*Work to do:* Find the word "Total" in the records below. List each line containing it.

*Provided records:*
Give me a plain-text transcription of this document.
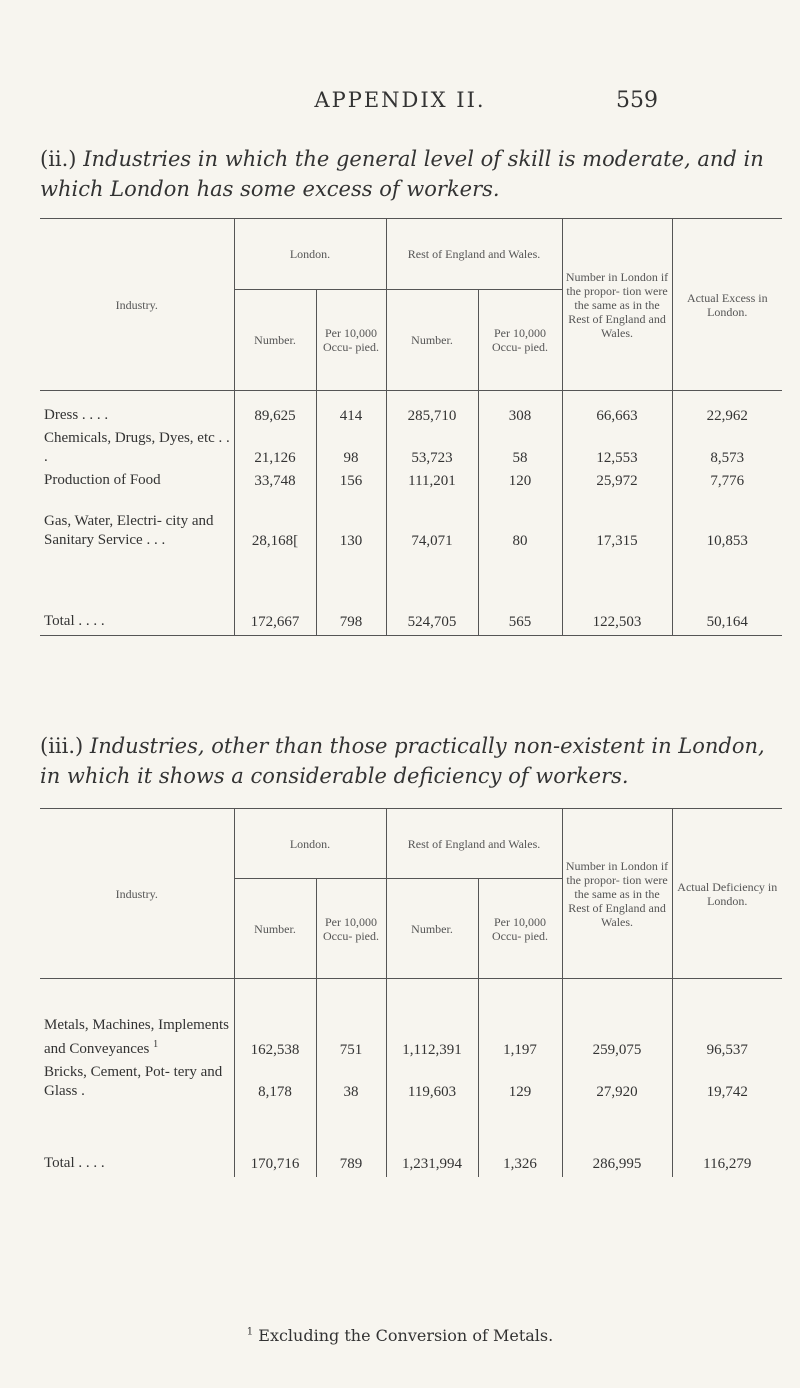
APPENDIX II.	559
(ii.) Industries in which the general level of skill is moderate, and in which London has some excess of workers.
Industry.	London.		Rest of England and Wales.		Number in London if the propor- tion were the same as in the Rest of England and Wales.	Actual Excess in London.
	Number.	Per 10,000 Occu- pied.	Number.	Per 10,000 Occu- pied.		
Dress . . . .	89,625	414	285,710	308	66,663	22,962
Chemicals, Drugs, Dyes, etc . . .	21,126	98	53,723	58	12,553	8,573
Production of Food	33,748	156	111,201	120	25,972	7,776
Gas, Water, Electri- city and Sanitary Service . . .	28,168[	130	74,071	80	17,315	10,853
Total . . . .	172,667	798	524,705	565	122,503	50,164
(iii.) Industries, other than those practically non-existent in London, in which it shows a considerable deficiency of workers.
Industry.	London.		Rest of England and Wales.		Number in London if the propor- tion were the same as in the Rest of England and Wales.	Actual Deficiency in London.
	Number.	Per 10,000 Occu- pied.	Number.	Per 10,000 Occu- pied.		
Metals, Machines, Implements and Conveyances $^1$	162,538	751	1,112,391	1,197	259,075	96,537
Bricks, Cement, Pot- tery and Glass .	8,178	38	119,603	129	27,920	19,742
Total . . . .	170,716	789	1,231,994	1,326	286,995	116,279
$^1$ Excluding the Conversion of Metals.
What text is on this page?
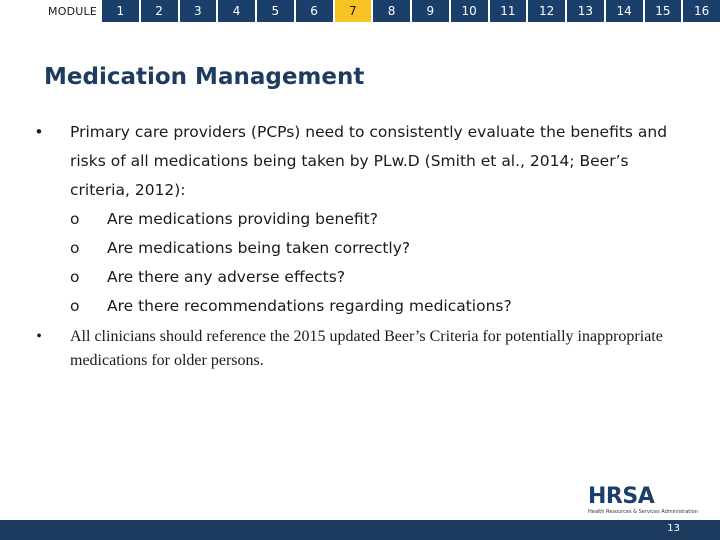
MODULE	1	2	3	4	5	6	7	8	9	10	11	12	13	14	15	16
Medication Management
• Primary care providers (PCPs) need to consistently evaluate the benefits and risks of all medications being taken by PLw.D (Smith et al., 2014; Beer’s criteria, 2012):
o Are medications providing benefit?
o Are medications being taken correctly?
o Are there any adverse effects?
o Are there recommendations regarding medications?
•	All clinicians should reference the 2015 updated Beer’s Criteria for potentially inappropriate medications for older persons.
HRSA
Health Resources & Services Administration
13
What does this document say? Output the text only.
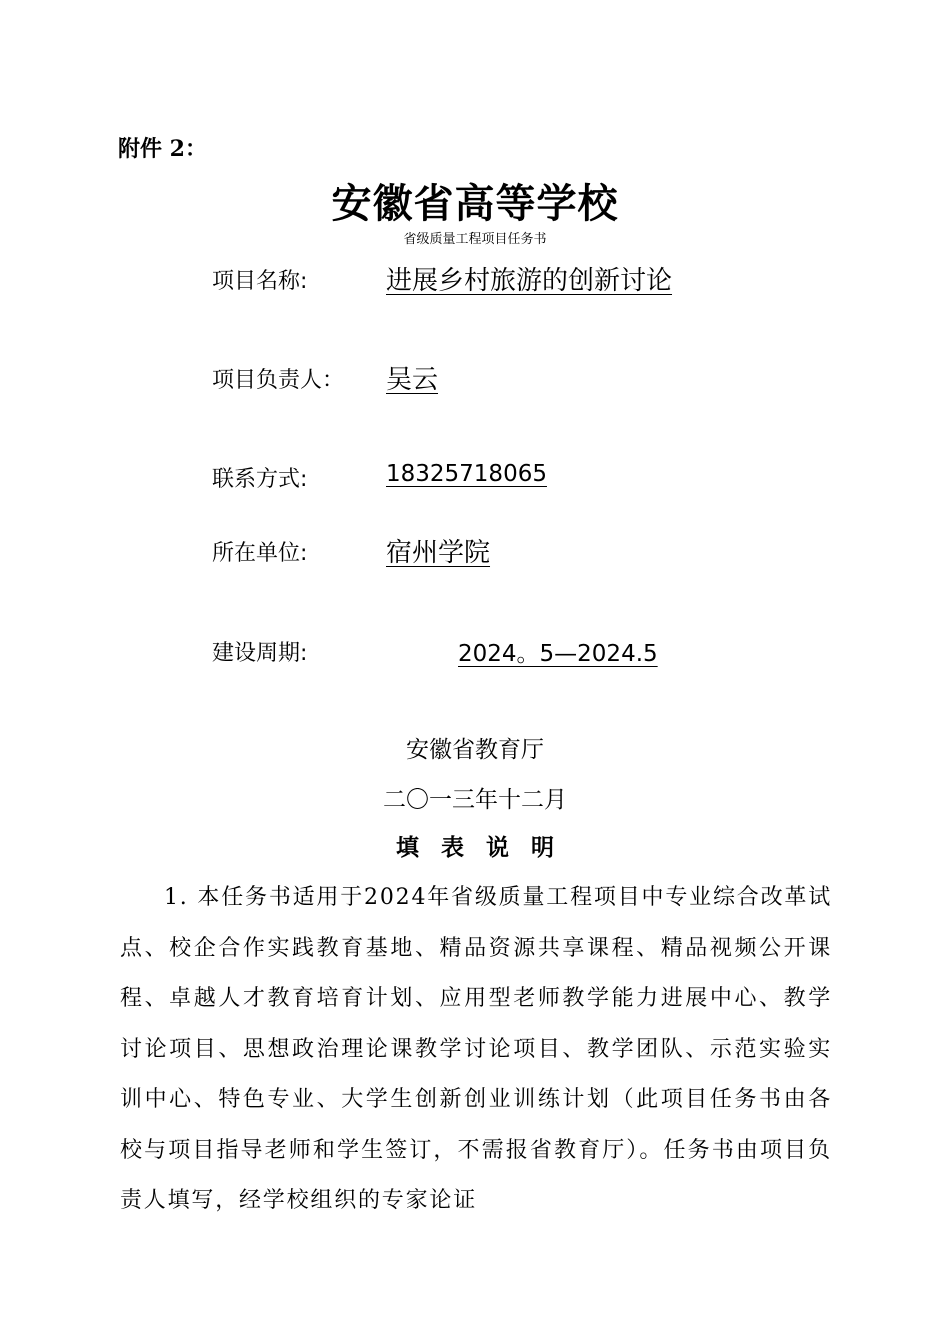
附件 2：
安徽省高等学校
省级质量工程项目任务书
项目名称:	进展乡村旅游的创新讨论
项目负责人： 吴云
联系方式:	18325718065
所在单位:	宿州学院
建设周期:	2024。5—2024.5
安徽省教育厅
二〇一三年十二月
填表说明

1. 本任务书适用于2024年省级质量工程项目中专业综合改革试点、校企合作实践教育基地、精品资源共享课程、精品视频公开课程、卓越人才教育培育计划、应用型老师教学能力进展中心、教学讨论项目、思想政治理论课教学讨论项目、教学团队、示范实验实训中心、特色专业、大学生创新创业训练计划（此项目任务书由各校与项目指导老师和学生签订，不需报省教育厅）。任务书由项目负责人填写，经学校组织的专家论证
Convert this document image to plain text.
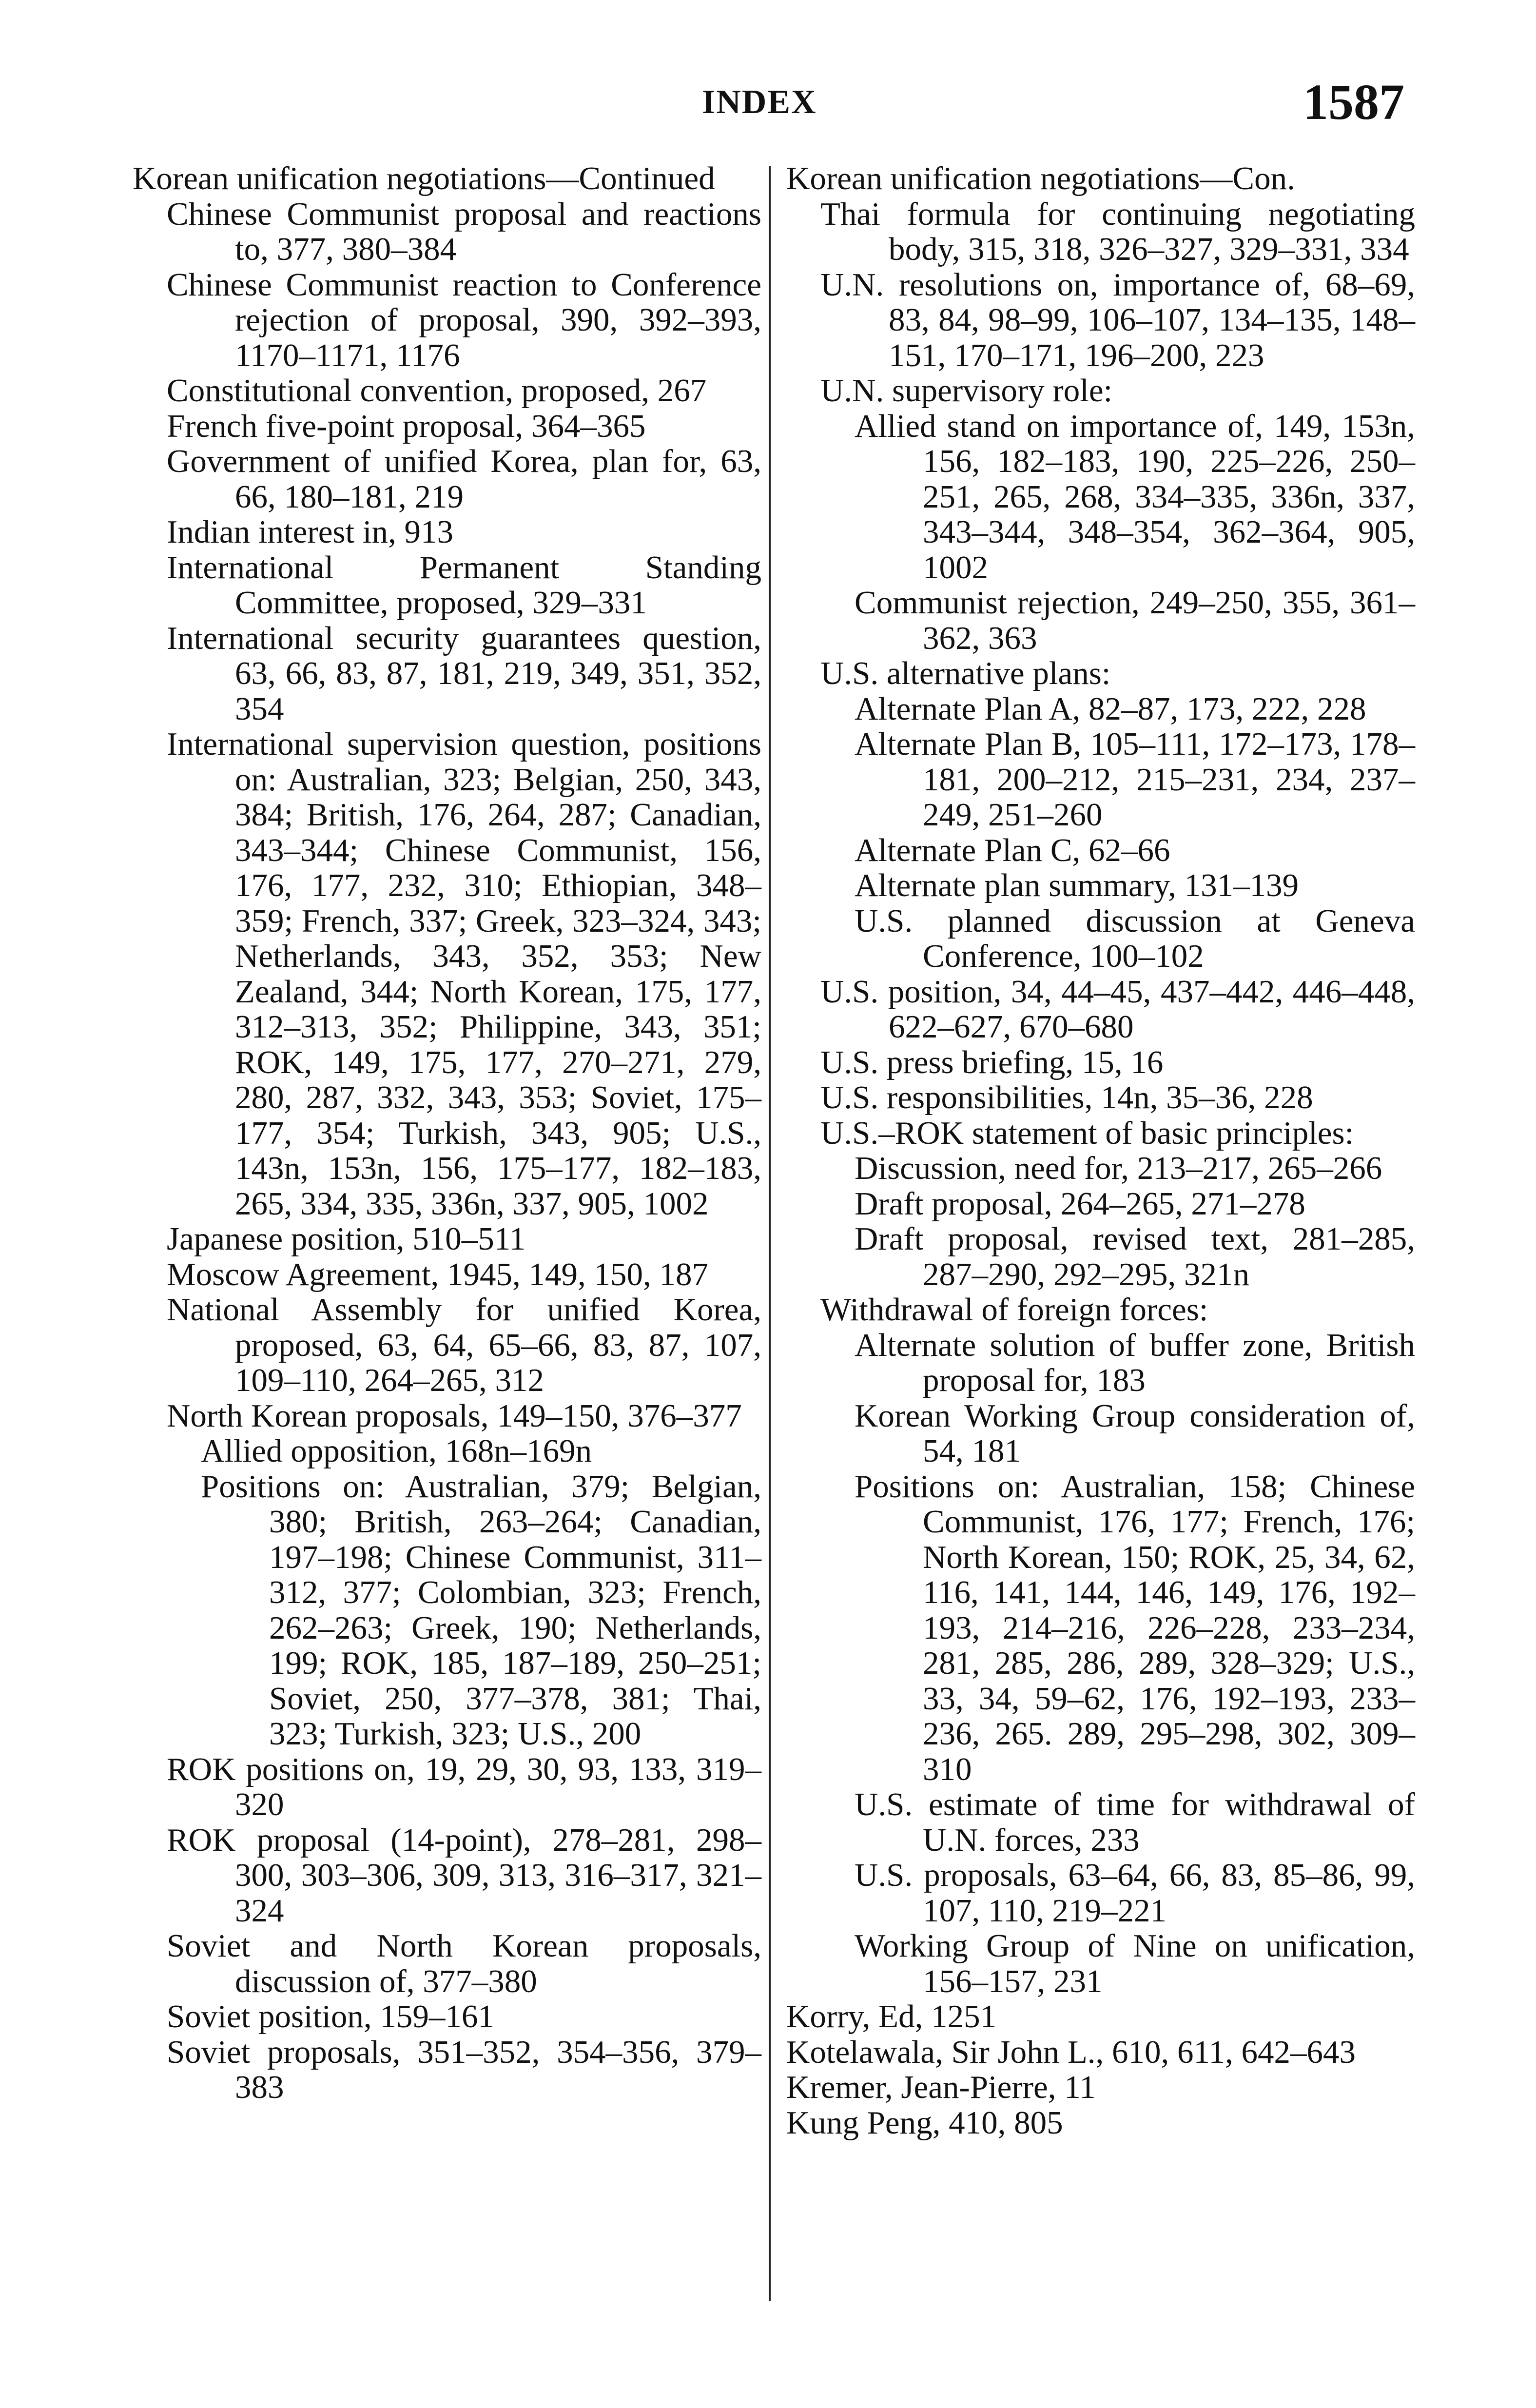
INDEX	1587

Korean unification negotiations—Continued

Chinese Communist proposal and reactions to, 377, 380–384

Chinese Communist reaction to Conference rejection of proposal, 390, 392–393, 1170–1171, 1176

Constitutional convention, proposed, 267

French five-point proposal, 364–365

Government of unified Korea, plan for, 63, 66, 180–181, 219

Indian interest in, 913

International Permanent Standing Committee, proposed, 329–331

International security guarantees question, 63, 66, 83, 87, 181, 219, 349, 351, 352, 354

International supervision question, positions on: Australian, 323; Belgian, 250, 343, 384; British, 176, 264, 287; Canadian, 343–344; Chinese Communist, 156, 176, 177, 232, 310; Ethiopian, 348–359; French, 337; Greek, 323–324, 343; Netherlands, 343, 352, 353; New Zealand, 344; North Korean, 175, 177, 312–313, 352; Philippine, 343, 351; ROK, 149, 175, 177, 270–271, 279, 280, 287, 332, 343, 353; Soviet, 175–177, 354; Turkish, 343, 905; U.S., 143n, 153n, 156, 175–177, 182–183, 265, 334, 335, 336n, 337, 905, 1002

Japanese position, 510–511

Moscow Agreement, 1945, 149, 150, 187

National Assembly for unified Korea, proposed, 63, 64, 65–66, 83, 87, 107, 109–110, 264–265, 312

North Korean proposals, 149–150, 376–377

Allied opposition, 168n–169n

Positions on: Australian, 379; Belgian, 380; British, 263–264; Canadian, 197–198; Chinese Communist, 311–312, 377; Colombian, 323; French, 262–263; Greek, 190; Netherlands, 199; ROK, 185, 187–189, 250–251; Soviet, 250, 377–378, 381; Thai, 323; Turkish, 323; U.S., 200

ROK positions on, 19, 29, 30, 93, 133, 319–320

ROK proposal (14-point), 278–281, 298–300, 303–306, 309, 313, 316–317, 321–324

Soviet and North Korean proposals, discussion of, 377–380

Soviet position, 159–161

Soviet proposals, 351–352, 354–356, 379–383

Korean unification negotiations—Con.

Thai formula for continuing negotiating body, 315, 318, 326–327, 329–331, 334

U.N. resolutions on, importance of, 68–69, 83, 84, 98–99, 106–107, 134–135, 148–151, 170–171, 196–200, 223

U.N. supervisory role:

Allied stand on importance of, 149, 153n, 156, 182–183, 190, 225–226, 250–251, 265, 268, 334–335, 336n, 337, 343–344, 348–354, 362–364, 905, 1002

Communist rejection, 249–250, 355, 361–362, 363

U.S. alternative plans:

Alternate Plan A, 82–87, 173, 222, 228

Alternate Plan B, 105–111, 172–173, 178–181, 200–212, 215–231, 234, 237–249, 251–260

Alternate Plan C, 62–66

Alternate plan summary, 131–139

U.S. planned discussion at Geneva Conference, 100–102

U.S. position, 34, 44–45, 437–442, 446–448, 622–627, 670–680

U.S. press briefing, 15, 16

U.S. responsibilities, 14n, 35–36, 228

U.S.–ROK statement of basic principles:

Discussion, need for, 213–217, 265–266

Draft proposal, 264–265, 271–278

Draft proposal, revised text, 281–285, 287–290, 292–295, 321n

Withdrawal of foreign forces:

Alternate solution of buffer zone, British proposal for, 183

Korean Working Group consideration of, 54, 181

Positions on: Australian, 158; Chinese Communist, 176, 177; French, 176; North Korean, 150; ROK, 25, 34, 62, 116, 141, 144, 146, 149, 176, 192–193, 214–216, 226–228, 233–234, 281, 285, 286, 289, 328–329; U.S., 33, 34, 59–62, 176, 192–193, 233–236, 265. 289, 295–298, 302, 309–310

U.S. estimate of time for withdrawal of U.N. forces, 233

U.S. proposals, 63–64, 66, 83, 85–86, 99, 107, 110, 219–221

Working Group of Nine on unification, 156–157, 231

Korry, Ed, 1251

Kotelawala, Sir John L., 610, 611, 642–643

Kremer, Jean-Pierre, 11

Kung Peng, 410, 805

*Correct result:*
Total . . . .	172,667	798	524,705	565	122,503	50,164
Total . . . .	170,716	789	1,231,994	1,326	286,995	116,279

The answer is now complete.